## AIM OF THE TASK
Select and copy out every line in the records containing "Course".
MATERIAL start
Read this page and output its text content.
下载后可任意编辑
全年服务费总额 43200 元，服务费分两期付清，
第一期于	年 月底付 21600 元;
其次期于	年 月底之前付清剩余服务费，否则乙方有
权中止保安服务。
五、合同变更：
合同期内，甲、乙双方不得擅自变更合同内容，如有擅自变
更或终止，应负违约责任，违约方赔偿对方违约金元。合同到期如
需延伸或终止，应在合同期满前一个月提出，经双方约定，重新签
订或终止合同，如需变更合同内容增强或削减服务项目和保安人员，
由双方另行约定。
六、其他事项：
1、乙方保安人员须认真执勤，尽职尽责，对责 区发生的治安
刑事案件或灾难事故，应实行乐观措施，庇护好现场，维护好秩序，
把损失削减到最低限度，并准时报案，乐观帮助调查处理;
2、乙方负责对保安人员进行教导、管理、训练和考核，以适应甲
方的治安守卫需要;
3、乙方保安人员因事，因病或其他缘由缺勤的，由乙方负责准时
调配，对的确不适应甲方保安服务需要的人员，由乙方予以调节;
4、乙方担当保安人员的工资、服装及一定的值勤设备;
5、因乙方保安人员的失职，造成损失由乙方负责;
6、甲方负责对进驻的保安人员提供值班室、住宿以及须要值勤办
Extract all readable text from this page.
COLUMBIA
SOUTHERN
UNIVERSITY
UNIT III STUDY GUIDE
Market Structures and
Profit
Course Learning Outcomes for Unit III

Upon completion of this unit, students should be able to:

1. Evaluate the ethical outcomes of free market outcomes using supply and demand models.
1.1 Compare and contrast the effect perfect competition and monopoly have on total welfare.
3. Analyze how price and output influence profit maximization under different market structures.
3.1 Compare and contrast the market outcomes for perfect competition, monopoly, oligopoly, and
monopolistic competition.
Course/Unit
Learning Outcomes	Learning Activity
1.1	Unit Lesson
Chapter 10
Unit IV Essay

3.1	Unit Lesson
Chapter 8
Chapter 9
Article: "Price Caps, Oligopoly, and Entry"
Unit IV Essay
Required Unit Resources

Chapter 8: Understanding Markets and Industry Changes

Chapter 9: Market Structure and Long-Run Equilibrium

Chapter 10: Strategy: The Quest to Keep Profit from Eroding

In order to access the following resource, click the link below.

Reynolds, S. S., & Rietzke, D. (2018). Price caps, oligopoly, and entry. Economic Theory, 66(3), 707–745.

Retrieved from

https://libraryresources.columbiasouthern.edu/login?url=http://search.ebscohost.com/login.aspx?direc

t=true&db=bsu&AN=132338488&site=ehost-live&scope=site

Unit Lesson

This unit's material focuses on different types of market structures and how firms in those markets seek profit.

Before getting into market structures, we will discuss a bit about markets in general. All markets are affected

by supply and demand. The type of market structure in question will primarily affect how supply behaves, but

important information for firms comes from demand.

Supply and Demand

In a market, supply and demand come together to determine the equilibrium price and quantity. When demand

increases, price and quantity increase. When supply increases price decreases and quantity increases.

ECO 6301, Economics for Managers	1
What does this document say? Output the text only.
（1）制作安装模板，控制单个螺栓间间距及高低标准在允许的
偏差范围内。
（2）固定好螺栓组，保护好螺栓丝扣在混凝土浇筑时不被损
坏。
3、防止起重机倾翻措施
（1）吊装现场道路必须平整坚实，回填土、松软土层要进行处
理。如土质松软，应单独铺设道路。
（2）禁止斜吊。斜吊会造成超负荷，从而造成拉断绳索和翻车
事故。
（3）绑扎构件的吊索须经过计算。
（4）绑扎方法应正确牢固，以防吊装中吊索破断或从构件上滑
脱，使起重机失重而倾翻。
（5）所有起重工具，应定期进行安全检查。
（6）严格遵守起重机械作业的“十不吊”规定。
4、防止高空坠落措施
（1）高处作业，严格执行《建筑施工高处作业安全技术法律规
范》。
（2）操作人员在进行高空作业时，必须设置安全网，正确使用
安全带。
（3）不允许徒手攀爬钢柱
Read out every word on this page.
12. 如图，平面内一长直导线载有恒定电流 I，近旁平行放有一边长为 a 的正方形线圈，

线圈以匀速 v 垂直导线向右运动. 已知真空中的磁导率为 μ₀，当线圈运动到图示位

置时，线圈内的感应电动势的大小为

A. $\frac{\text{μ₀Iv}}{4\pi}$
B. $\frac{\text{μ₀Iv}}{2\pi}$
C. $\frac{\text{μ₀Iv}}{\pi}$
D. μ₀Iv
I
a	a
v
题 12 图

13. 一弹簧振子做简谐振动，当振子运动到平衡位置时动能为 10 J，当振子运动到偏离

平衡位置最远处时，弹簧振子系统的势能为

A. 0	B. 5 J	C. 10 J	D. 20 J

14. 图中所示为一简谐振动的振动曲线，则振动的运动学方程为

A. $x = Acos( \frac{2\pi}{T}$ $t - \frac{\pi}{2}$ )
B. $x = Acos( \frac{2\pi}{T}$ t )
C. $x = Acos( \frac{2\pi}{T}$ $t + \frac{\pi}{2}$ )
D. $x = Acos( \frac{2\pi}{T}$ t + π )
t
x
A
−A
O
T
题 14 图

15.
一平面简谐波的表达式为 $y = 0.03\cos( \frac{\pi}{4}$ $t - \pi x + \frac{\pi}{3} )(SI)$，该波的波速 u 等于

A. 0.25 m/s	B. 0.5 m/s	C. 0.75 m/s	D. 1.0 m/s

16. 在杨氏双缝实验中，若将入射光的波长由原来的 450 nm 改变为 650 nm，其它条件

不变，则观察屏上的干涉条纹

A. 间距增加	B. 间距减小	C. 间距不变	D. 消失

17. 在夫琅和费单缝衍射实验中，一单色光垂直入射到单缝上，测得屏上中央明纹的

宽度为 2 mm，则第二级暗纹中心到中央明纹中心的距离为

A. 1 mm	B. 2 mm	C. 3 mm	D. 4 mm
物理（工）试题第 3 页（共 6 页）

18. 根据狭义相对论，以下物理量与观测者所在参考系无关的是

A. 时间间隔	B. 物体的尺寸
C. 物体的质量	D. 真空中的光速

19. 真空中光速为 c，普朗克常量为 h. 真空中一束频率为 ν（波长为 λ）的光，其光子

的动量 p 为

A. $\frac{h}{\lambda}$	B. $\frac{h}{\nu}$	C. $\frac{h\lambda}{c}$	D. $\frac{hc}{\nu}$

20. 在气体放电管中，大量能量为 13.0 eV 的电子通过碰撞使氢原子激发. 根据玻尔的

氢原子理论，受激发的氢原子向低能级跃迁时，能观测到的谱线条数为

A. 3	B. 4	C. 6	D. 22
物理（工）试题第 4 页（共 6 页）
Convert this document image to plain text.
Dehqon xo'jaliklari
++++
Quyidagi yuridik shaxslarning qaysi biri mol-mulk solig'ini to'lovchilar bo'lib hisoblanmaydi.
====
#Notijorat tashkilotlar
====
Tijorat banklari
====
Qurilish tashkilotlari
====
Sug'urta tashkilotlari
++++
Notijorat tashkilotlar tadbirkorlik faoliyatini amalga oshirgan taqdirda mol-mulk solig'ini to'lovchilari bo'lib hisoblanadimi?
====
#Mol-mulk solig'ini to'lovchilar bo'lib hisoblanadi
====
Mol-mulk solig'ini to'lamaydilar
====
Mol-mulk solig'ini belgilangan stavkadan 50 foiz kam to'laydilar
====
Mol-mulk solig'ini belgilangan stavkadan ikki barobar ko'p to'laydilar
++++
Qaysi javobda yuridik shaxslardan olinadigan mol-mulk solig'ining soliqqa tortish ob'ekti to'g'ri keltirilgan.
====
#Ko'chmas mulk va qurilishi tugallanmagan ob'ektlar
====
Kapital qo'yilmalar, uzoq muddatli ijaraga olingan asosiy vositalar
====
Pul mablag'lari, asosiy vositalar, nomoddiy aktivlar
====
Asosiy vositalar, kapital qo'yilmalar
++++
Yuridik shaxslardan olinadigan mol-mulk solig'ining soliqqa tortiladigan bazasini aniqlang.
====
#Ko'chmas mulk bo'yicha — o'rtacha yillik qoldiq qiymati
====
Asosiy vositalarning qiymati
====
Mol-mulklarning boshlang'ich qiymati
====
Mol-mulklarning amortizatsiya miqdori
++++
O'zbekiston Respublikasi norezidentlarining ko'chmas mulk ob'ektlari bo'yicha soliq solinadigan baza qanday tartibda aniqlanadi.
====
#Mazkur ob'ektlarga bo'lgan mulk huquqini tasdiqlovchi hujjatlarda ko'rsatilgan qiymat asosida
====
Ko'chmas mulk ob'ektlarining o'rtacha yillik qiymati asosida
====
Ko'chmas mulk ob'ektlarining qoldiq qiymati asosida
MATERIAL end
## TASK RESULT
Course Learning Outcomes for Unit III
Course/Unit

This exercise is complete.